## PASSAGE SHOWN
---
Expect has some functions that you can set to enable debugging. so prior to the call to OpenSession set the following:

exp_internal 1 ;
log_user 1;

with these set to 1 you will get volumnous debugging output and you should resolve the problem. Likely because you have recently upgraded the linux box, and because it is alsor likely the connection is via ssh, you should check to see if the sshd daemon is enabled and running. Recent linux distros use systemctl rather than the traditional init.d means of starting services. If it is RedHat then I think ckconfig command will still work to determine if the sshd daemon will automatically start at the runlevel you use. Because you pass the password then certificates are likely not used so check that the user has an entry in /etc/passwd and a password in /etc/shadow. In /etc/passwd make sure the user has a login shell (e.g. /bin/bash ) and not /sbin/nologin. There is a possibility that the new linux distro may not allow antiquated password hashes like md5 but rather some version of SHA password hashes. So rather than copying the users password line from an old linux box to the new you may need to use the passwd command to set the password(you'd have to know the password in that case, and you should as its somewhere in the script). And if the user is root( as you did mention it was for software upgrade/install) check the sshd config where it is likely that root login is configured to be disabled by default ( /etc/sshd/sshd_config ). Check the firewall settings to see if the ssh port is open. I could go on but I'm sure the debugging output will pin the problem down pretty quickly.
---
## DATASET SECTION
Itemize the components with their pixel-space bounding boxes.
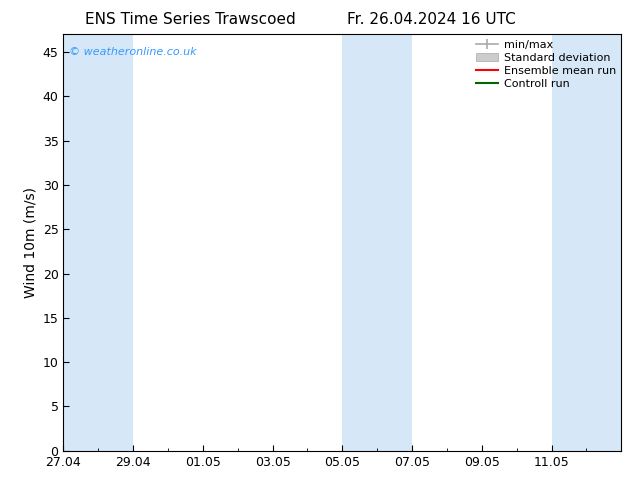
---
## SHORT TASK
Does the passage on debugging Expect agree with each of these statements? Give yes or no for each and quote the words of the passage that decide it. (a) Recent Linux distributions start services with systemctl instead of init.d. (b) The passage recommends copying the user's password line from the old Linux box to the new one. (c) In /etc/passwd the user's shell should be /sbin/nologin.

## SOLUTION TO THIS PROBLEM
(a) Yes: "Recent linux distros use systemctl rather than the traditional init.d means of starting services."
(b) No: "rather than copying the users password line from an old linux box to the new you may need to use the passwd command to set the password"
(c) No: "In /etc/passwd make sure the user has a login shell (e.g. /bin/bash ) and not /sbin/nologin."